Stored records:
***
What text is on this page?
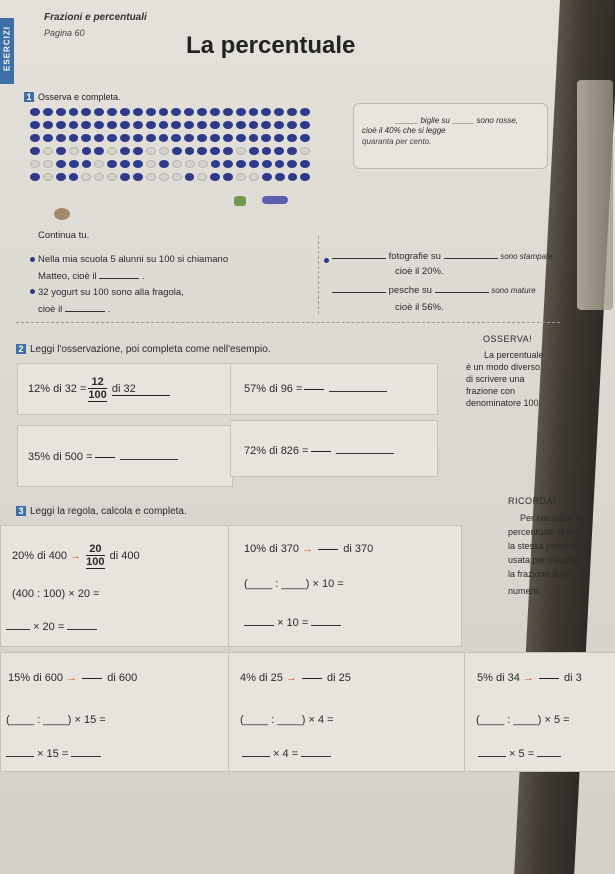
ESERCIZI
Frazioni e percentuali
Pagina 60	La percentuale
1 Osserva e completa.
_____ biglie su _____ sono rosse,
cioè il 40% che si legge
quaranta per cento.
Continua tu.
Nella mia scuola 5 alunni su 100 si chiamano
Matteo, cioè il	.
32 yogurt su 100 sono alla fragola,
cioè il	.
fotografie su	sono stampate
cioè il 20%.
pesche su	sono mature
cioè il 56%.
2 Leggi l'osservazione, poi completa come nell'esempio.
12% di $32 = \frac{12}{100}$ di 32	57% di 96 =

35% di 500 =
	72% di 826 =

OSSERVA!
La percentuale
è un modo diverso
di scrivere una
frazione con
denominatore 100.
3 Leggi la regola, calcola e completa.
20% di $400 \to \frac{20}{100}$ di 400
(400 : 100) × 20 =
× 20 =
10% di 370 →	di 370
(____ : ____) × 10 =
× 10 =
RICORDA!
Per calcolare la
percentuale si seg
la stessa procedu
usata per calcolar
la frazione di un
numero.
15% di 600 →	di 600
(____ : ____) × 15 =
× 15 =
4% di 25 →	di 25
(____ : ____) × 4 =
× 4 =
5% di 34 →	di 3
(____ : ____) × 5 =
× 5 =
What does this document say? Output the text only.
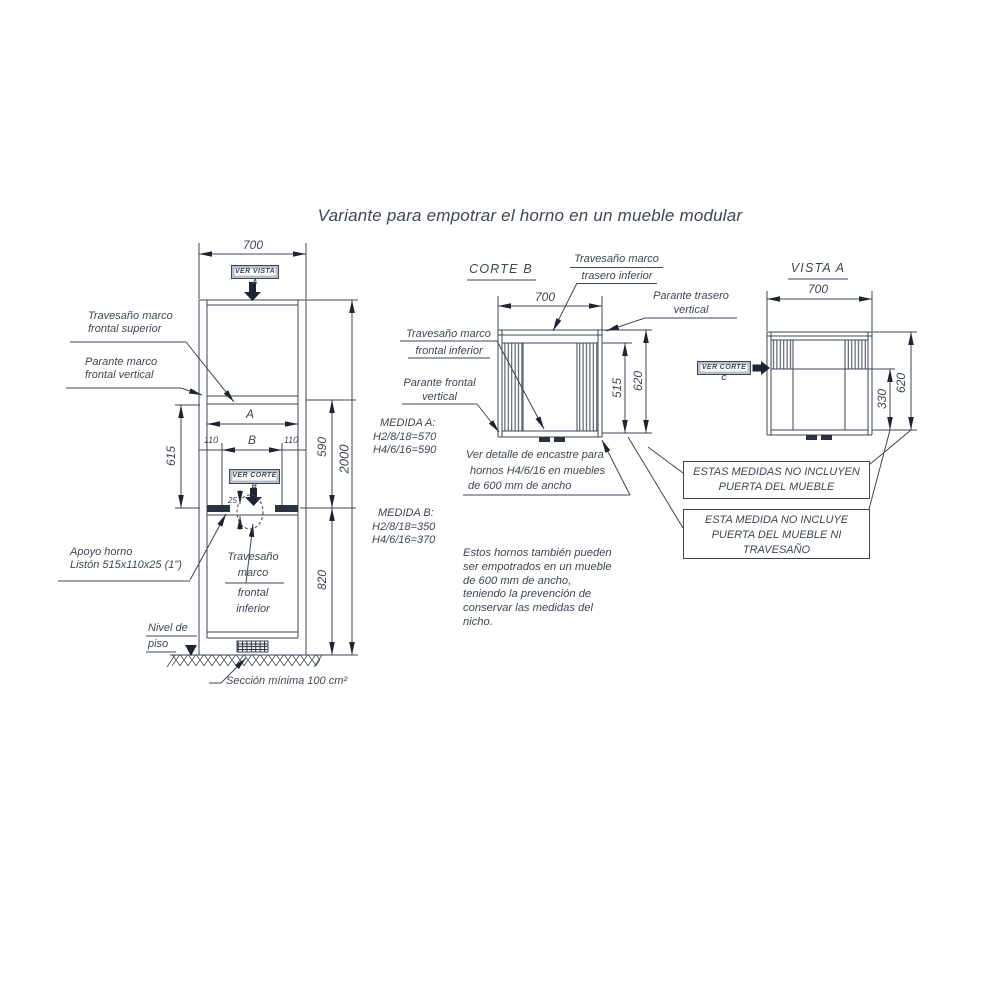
Variante para empotrar el horno en un mueble modular
700
VER VISTA A
A
B
110	110
VER CORTE B
25
615	590
820
2000
Travesaño marco
frontal superior
Parante marco
frontal vertical
Apoyo horno
Listón 515x110x25 (1")
Travesaño
marco
frontal
inferior
Nivel de
piso
Sección mínima 100 cm²
MEDIDA A:
H2/8/18=570
H4/6/16=590
MEDIDA B:
H2/8/18=350
H4/6/16=370
Ver detalle de encastre para
hornos H4/6/16 en muebles
de 600 mm de ancho
Estos hornos también pueden
ser empotrados en un mueble
de 600 mm de ancho,
teniendo la prevención de
conservar las medidas del
nicho.
CORTE B
700
515 620
Travesaño marco
trasero inferior
Parante trasero
vertical
Travesaño marco
frontal inferior
Parante frontal
vertical
VISTA A
700
330
620
VER CORTE C
ESTAS MEDIDAS NO INCLUYEN
PUERTA DEL MUEBLE
ESTA MEDIDA NO INCLUYE
PUERTA DEL MUEBLE NI
TRAVESAÑO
***
**GIVEN INSTRUCTION:**
Show every line of the listing in which the string "cioè" can be found.

**RESPONSE FOR THIS EXERCISE:**
cioè il 40% che si legge
Matteo, cioè il	.
cioè il	.
cioè il 20%.
cioè il 56%.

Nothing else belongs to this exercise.